Task objective:
In the material below, find each line holding the string "gmail" and copy it.

Excerpt from a dataset
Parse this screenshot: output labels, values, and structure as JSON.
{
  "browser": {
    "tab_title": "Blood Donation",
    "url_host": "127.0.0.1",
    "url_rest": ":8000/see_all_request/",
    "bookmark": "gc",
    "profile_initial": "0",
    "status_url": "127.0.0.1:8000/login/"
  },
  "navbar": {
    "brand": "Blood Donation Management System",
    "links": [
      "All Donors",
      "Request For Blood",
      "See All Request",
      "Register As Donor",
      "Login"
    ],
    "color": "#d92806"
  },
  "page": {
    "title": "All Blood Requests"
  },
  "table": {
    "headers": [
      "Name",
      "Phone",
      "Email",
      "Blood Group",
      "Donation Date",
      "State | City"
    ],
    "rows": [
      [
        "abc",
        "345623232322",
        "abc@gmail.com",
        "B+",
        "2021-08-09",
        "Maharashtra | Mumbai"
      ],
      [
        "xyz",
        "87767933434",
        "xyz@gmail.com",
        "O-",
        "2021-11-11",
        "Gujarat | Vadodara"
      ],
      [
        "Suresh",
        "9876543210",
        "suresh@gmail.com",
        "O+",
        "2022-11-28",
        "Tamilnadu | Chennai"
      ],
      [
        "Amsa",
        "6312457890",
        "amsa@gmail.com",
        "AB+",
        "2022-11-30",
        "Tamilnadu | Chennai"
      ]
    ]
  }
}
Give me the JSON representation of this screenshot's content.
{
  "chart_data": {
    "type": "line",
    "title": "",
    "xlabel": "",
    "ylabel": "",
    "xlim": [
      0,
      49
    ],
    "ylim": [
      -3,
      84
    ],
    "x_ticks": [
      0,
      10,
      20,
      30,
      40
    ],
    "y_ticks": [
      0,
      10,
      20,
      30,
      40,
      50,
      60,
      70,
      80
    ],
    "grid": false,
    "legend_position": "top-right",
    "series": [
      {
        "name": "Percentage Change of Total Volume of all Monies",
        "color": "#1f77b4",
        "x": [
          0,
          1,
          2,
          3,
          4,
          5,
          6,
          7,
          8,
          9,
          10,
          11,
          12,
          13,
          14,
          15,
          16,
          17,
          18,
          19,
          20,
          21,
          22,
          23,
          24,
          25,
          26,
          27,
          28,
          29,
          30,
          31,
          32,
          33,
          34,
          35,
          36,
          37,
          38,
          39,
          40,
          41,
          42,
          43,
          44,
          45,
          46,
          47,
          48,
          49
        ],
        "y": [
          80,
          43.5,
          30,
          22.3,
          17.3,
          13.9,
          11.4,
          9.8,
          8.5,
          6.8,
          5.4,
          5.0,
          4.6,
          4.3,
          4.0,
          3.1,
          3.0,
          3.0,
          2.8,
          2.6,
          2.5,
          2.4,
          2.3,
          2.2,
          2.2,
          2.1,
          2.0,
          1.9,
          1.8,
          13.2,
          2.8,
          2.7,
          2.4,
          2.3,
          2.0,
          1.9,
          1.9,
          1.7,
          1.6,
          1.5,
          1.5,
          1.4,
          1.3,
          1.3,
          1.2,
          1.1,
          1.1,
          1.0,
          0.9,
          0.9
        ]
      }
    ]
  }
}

Answer to the task:
        "abc@gmail.com",
        "xyz@gmail.com",
        "suresh@gmail.com",
        "amsa@gmail.com",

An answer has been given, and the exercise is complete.